--- DATA ROWS ---

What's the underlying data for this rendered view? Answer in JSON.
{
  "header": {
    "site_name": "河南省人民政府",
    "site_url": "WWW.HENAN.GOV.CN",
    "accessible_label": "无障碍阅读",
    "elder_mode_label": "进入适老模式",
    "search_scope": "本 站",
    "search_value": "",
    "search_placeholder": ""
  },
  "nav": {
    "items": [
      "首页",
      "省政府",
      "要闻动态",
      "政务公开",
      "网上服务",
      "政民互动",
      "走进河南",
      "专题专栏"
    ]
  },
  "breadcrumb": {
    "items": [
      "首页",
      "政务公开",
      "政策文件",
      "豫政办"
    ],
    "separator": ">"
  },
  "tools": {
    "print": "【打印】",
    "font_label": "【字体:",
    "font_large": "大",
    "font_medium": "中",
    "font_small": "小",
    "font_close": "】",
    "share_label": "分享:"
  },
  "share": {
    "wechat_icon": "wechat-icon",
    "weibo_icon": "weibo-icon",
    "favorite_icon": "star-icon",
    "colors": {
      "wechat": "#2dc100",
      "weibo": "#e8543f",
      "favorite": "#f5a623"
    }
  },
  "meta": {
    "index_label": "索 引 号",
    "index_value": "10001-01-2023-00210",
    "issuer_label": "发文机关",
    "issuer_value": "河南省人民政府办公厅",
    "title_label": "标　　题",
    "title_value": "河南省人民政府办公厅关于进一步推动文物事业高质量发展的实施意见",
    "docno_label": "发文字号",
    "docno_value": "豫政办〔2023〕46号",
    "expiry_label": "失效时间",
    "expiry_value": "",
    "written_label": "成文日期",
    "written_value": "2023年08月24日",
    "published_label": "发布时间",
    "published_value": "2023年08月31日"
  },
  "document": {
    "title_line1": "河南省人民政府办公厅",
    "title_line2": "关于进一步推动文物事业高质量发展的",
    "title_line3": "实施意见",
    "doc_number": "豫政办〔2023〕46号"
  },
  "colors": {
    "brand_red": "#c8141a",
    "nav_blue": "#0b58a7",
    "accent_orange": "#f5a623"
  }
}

---

# [GIVEN EXERCISE]
Each line in the material above must be retyped without alteration.

# [SOLUTION TO THIS TASK]
What's the underlying data for this rendered view? Answer in JSON.
{
  "header": {
    "site_name": "河南省人民政府",
    "site_url": "WWW.HENAN.GOV.CN",
    "accessible_label": "无障碍阅读",
    "elder_mode_label": "进入适老模式",
    "search_scope": "本 站",
    "search_value": "",
    "search_placeholder": ""
  },
  "nav": {
    "items": [
      "首页",
      "省政府",
      "要闻动态",
      "政务公开",
      "网上服务",
      "政民互动",
      "走进河南",
      "专题专栏"
    ]
  },
  "breadcrumb": {
    "items": [
      "首页",
      "政务公开",
      "政策文件",
      "豫政办"
    ],
    "separator": ">"
  },
  "tools": {
    "print": "【打印】",
    "font_label": "【字体:",
    "font_large": "大",
    "font_medium": "中",
    "font_small": "小",
    "font_close": "】",
    "share_label": "分享:"
  },
  "share": {
    "wechat_icon": "wechat-icon",
    "weibo_icon": "weibo-icon",
    "favorite_icon": "star-icon",
    "colors": {
      "wechat": "#2dc100",
      "weibo": "#e8543f",
      "favorite": "#f5a623"
    }
  },
  "meta": {
    "index_label": "索 引 号",
    "index_value": "10001-01-2023-00210",
    "issuer_label": "发文机关",
    "issuer_value": "河南省人民政府办公厅",
    "title_label": "标　　题",
    "title_value": "河南省人民政府办公厅关于进一步推动文物事业高质量发展的实施意见",
    "docno_label": "发文字号",
    "docno_value": "豫政办〔2023〕46号",
    "expiry_label": "失效时间",
    "expiry_value": "",
    "written_label": "成文日期",
    "written_value": "2023年08月24日",
    "published_label": "发布时间",
    "published_value": "2023年08月31日"
  },
  "document": {
    "title_line1": "河南省人民政府办公厅",
    "title_line2": "关于进一步推动文物事业高质量发展的",
    "title_line3": "实施意见",
    "doc_number": "豫政办〔2023〕46号"
  },
  "colors": {
    "brand_red": "#c8141a",
    "nav_blue": "#0b58a7",
    "accent_orange": "#f5a623"
  }
}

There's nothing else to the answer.